• **DATA ROWS**:
* START *
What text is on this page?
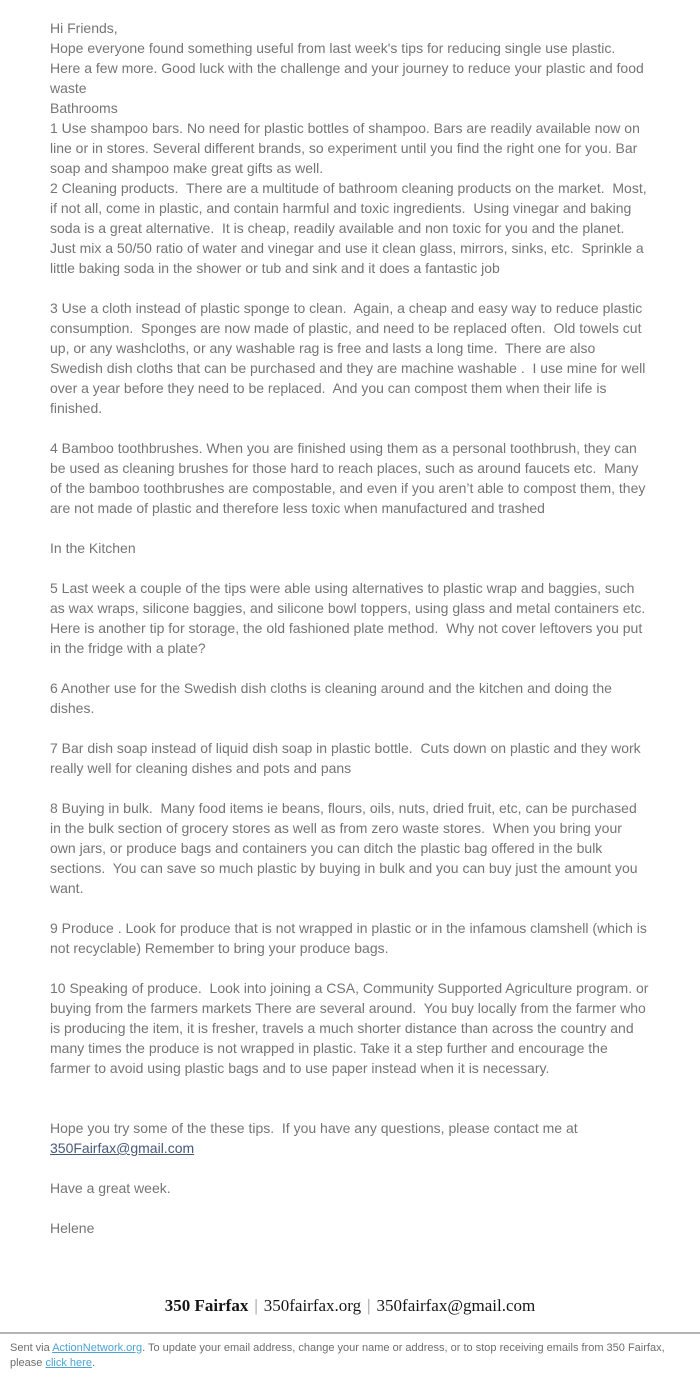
Hi Friends,
Hope everyone found something useful from last week's tips for reducing single use plastic.
Here a few more. Good luck with the challenge and your journey to reduce your plastic and food waste
Bathrooms
1 Use shampoo bars. No need for plastic bottles of shampoo. Bars are readily available now on line or in stores. Several different brands, so experiment until you find the right one for you. Bar soap and shampoo make great gifts as well.
2 Cleaning products.  There are a multitude of bathroom cleaning products on the market.  Most, if not all, come in plastic, and contain harmful and toxic ingredients.  Using vinegar and baking soda is a great alternative.  It is cheap, readily available and non toxic for you and the planet.   Just mix a 50/50 ratio of water and vinegar and use it clean glass, mirrors, sinks, etc.  Sprinkle a little baking soda in the shower or tub and sink and it does a fantastic job
3 Use a cloth instead of plastic sponge to clean.  Again, a cheap and easy way to reduce plastic consumption.  Sponges are now made of plastic, and need to be replaced often.  Old towels cut up, or any washcloths, or any washable rag is free and lasts a long time.  There are also Swedish dish cloths that can be purchased and they are machine washable .  I use mine for well over a year before they need to be replaced.  And you can compost them when their life is finished.
4 Bamboo toothbrushes. When you are finished using them as a personal toothbrush, they can be used as cleaning brushes for those hard to reach places, such as around faucets etc.  Many of the bamboo toothbrushes are compostable, and even if you aren’t able to compost them, they are not made of plastic and therefore less toxic when manufactured and trashed
In the Kitchen
5 Last week a couple of the tips were able using alternatives to plastic wrap and baggies, such as wax wraps, silicone baggies, and silicone bowl toppers, using glass and metal containers etc.   Here is another tip for storage, the old fashioned plate method.  Why not cover leftovers you put in the fridge with a plate?
6 Another use for the Swedish dish cloths is cleaning around and the kitchen and doing the dishes.
7 Bar dish soap instead of liquid dish soap in plastic bottle.  Cuts down on plastic and they work really well for cleaning dishes and pots and pans
8 Buying in bulk.  Many food items ie beans, flours, oils, nuts, dried fruit, etc, can be purchased in the bulk section of grocery stores as well as from zero waste stores.  When you bring your own jars, or produce bags and containers you can ditch the plastic bag offered in the bulk sections.  You can save so much plastic by buying in bulk and you can buy just the amount you want.
9 Produce . Look for produce that is not wrapped in plastic or in the infamous clamshell (which is not recyclable) Remember to bring your produce bags.
10 Speaking of produce.  Look into joining a CSA, Community Supported Agriculture program. or buying from the farmers markets There are several around.  You buy locally from the farmer who is producing the item, it is fresher, travels a much shorter distance than across the country and many times the produce is not wrapped in plastic. Take it a step further and encourage the farmer to avoid using plastic bags and to use paper instead when it is necessary.
Hope you try some of the these tips.  If you have any questions, please contact me at 350Fairfax@gmail.com
Have a great week.
Helene
350 Fairfax | 350fairfax.org | 350fairfax@gmail.com
Sent via ActionNetwork.org. To update your email address, change your name or address, or to stop receiving emails from 350 Fairfax, please click here.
* END *
• **WRITTEN TASK**:
Leaving aside the images, write out the entries above word for word.

• **RIGHT ANSWER**:
What text is on this page?
Hi Friends,
Hope everyone found something useful from last week's tips for reducing single use plastic.
Here a few more. Good luck with the challenge and your journey to reduce your plastic and food waste
Bathrooms
1 Use shampoo bars. No need for plastic bottles of shampoo. Bars are readily available now on line or in stores. Several different brands, so experiment until you find the right one for you. Bar soap and shampoo make great gifts as well.
2 Cleaning products.  There are a multitude of bathroom cleaning products on the market.  Most, if not all, come in plastic, and contain harmful and toxic ingredients.  Using vinegar and baking soda is a great alternative.  It is cheap, readily available and non toxic for you and the planet.   Just mix a 50/50 ratio of water and vinegar and use it clean glass, mirrors, sinks, etc.  Sprinkle a little baking soda in the shower or tub and sink and it does a fantastic job
3 Use a cloth instead of plastic sponge to clean.  Again, a cheap and easy way to reduce plastic consumption.  Sponges are now made of plastic, and need to be replaced often.  Old towels cut up, or any washcloths, or any washable rag is free and lasts a long time.  There are also Swedish dish cloths that can be purchased and they are machine washable .  I use mine for well over a year before they need to be replaced.  And you can compost them when their life is finished.
4 Bamboo toothbrushes. When you are finished using them as a personal toothbrush, they can be used as cleaning brushes for those hard to reach places, such as around faucets etc.  Many of the bamboo toothbrushes are compostable, and even if you aren’t able to compost them, they are not made of plastic and therefore less toxic when manufactured and trashed
In the Kitchen
5 Last week a couple of the tips were able using alternatives to plastic wrap and baggies, such as wax wraps, silicone baggies, and silicone bowl toppers, using glass and metal containers etc.   Here is another tip for storage, the old fashioned plate method.  Why not cover leftovers you put in the fridge with a plate?
6 Another use for the Swedish dish cloths is cleaning around and the kitchen and doing the dishes.
7 Bar dish soap instead of liquid dish soap in plastic bottle.  Cuts down on plastic and they work really well for cleaning dishes and pots and pans
8 Buying in bulk.  Many food items ie beans, flours, oils, nuts, dried fruit, etc, can be purchased in the bulk section of grocery stores as well as from zero waste stores.  When you bring your own jars, or produce bags and containers you can ditch the plastic bag offered in the bulk sections.  You can save so much plastic by buying in bulk and you can buy just the amount you want.
9 Produce . Look for produce that is not wrapped in plastic or in the infamous clamshell (which is not recyclable) Remember to bring your produce bags.
10 Speaking of produce.  Look into joining a CSA, Community Supported Agriculture program. or buying from the farmers markets There are several around.  You buy locally from the farmer who is producing the item, it is fresher, travels a much shorter distance than across the country and many times the produce is not wrapped in plastic. Take it a step further and encourage the farmer to avoid using plastic bags and to use paper instead when it is necessary.
Hope you try some of the these tips.  If you have any questions, please contact me at 350Fairfax@gmail.com
Have a great week.
Helene
350 Fairfax | 350fairfax.org | 350fairfax@gmail.com
Sent via ActionNetwork.org. To update your email address, change your name or address, or to stop receiving emails from 350 Fairfax, please click here.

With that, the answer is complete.